### What is required:
Exactly repeat the material, dropping only the pictures.

### Materials provided:
────

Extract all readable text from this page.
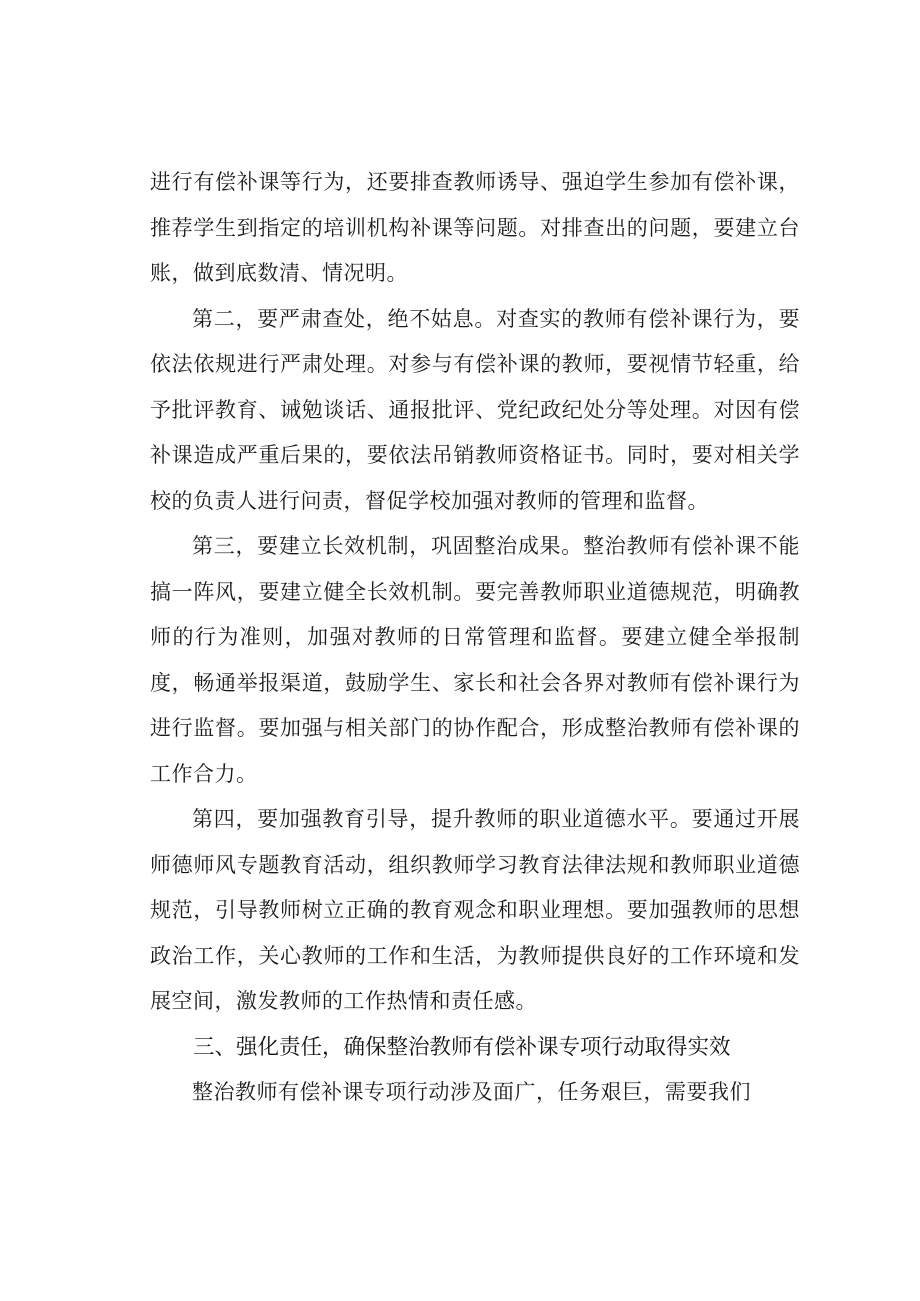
进行有偿补课等行为，还要排查教师诱导、强迫学生参加有偿补课，推荐学生到指定的培训机构补课等问题。对排查出的问题，要建立台账，做到底数清、情况明。

第二，要严肃查处，绝不姑息。对查实的教师有偿补课行为，要依法依规进行严肃处理。对参与有偿补课的教师，要视情节轻重，给予批评教育、诫勉谈话、通报批评、党纪政纪处分等处理。对因有偿补课造成严重后果的，要依法吊销教师资格证书。同时，要对相关学校的负责人进行问责，督促学校加强对教师的管理和监督。

第三，要建立长效机制，巩固整治成果。整治教师有偿补课不能搞一阵风，要建立健全长效机制。要完善教师职业道德规范，明确教师的行为准则，加强对教师的日常管理和监督。要建立健全举报制度，畅通举报渠道，鼓励学生、家长和社会各界对教师有偿补课行为进行监督。要加强与相关部门的协作配合，形成整治教师有偿补课的工作合力。

第四，要加强教育引导，提升教师的职业道德水平。要通过开展师德师风专题教育活动，组织教师学习教育法律法规和教师职业道德规范，引导教师树立正确的教育观念和职业理想。要加强教师的思想政治工作，关心教师的工作和生活，为教师提供良好的工作环境和发展空间，激发教师的工作热情和责任感。

三、强化责任，确保整治教师有偿补课专项行动取得实效

整治教师有偿补课专项行动涉及面广，任务艰巨，需要我们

────

### Answer:
Extract all readable text from this page.
进行有偿补课等行为，还要排查教师诱导、强迫学生参加有偿补课，推荐学生到指定的培训机构补课等问题。对排查出的问题，要建立台账，做到底数清、情况明。

第二，要严肃查处，绝不姑息。对查实的教师有偿补课行为，要依法依规进行严肃处理。对参与有偿补课的教师，要视情节轻重，给予批评教育、诫勉谈话、通报批评、党纪政纪处分等处理。对因有偿补课造成严重后果的，要依法吊销教师资格证书。同时，要对相关学校的负责人进行问责，督促学校加强对教师的管理和监督。

第三，要建立长效机制，巩固整治成果。整治教师有偿补课不能搞一阵风，要建立健全长效机制。要完善教师职业道德规范，明确教师的行为准则，加强对教师的日常管理和监督。要建立健全举报制度，畅通举报渠道，鼓励学生、家长和社会各界对教师有偿补课行为进行监督。要加强与相关部门的协作配合，形成整治教师有偿补课的工作合力。

第四，要加强教育引导，提升教师的职业道德水平。要通过开展师德师风专题教育活动，组织教师学习教育法律法规和教师职业道德规范，引导教师树立正确的教育观念和职业理想。要加强教师的思想政治工作，关心教师的工作和生活，为教师提供良好的工作环境和发展空间，激发教师的工作热情和责任感。

三、强化责任，确保整治教师有偿补课专项行动取得实效

整治教师有偿补课专项行动涉及面广，任务艰巨，需要我们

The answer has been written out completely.